== Direction ==
Copy each line containing the word "Edit" from the records that follow, please.

[Stored data]

⁂

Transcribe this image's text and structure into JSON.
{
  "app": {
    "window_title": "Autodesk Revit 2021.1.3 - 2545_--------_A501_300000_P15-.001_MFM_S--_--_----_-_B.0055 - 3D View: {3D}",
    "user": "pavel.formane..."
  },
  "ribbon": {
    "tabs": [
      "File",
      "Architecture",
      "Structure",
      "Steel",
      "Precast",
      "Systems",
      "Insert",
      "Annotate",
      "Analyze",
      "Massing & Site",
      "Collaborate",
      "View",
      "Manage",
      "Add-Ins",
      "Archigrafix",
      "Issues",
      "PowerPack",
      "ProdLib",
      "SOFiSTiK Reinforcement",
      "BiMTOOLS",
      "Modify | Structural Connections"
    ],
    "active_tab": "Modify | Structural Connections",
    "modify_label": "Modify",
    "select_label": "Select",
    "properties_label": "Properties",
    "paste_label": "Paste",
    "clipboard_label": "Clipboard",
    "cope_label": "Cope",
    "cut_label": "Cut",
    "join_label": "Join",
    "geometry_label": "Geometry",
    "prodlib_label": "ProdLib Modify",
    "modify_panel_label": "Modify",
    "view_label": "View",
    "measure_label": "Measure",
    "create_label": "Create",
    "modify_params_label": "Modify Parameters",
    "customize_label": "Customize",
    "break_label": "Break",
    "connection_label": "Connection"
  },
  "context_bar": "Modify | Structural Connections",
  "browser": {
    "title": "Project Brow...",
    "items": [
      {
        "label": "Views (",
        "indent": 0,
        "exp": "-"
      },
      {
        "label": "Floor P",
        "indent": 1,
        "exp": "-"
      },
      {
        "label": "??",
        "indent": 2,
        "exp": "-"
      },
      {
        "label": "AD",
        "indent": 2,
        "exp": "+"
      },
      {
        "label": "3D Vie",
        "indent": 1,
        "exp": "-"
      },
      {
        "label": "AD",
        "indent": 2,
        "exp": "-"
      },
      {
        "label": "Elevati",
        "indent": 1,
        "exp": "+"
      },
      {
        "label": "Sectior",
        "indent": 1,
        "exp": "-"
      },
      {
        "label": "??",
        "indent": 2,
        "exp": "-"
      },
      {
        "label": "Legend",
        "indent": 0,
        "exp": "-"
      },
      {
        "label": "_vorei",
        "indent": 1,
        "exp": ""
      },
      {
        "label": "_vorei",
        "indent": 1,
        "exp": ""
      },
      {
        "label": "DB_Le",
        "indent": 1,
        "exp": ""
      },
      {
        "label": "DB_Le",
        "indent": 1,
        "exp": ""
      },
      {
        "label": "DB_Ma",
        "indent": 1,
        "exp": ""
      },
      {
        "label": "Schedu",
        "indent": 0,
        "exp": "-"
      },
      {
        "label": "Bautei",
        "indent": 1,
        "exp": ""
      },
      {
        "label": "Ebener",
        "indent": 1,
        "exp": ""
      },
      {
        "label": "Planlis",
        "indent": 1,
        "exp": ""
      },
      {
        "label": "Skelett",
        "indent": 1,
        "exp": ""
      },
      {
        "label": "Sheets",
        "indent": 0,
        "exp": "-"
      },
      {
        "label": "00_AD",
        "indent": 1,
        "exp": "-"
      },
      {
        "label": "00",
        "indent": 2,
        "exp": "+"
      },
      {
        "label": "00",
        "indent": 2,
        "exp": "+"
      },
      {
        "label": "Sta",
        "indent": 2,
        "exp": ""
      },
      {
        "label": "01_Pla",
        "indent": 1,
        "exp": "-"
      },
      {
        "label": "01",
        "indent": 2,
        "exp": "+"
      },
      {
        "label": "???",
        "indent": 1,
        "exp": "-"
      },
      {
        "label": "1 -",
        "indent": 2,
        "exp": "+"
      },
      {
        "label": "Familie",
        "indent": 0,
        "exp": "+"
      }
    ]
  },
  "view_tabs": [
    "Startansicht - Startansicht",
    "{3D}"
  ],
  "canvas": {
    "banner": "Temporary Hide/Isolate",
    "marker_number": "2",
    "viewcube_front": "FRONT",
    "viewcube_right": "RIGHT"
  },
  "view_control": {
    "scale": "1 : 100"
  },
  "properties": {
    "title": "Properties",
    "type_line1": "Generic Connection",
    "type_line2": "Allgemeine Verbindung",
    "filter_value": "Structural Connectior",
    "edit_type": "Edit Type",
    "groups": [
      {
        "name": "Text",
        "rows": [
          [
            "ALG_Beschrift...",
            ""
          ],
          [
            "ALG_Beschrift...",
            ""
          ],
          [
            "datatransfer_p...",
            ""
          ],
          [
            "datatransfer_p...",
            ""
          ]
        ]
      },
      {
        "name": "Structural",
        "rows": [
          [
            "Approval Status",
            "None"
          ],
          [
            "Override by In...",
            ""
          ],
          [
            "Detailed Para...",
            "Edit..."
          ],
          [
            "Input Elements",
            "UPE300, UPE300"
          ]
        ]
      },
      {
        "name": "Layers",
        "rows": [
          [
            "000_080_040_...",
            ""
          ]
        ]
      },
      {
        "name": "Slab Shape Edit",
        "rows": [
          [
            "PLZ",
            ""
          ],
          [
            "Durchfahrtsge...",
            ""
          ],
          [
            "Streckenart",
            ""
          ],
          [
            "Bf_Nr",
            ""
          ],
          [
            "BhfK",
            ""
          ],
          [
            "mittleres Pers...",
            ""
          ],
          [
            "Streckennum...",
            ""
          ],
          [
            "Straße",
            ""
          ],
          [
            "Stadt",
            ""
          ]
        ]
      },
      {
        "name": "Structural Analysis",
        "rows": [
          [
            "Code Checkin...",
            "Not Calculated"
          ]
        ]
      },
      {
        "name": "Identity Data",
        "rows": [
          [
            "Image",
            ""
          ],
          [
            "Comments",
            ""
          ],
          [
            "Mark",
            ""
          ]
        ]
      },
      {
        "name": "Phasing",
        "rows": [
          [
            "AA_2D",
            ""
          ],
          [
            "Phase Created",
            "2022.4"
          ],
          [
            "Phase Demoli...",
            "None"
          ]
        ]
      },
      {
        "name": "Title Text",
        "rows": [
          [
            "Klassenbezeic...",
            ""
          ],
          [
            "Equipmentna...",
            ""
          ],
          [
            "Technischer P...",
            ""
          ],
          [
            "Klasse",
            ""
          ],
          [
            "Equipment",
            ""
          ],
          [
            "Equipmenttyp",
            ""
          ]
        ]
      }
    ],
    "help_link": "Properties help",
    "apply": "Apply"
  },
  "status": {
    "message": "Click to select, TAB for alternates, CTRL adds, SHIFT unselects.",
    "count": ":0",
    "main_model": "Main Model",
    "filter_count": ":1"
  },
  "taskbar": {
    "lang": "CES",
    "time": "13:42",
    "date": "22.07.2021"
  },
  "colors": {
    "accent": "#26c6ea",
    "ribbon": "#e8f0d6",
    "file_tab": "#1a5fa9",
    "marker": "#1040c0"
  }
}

⁂

== Task output ==
    "edit_type": "Edit Type",
            "Edit..."
        "name": "Slab Shape Edit",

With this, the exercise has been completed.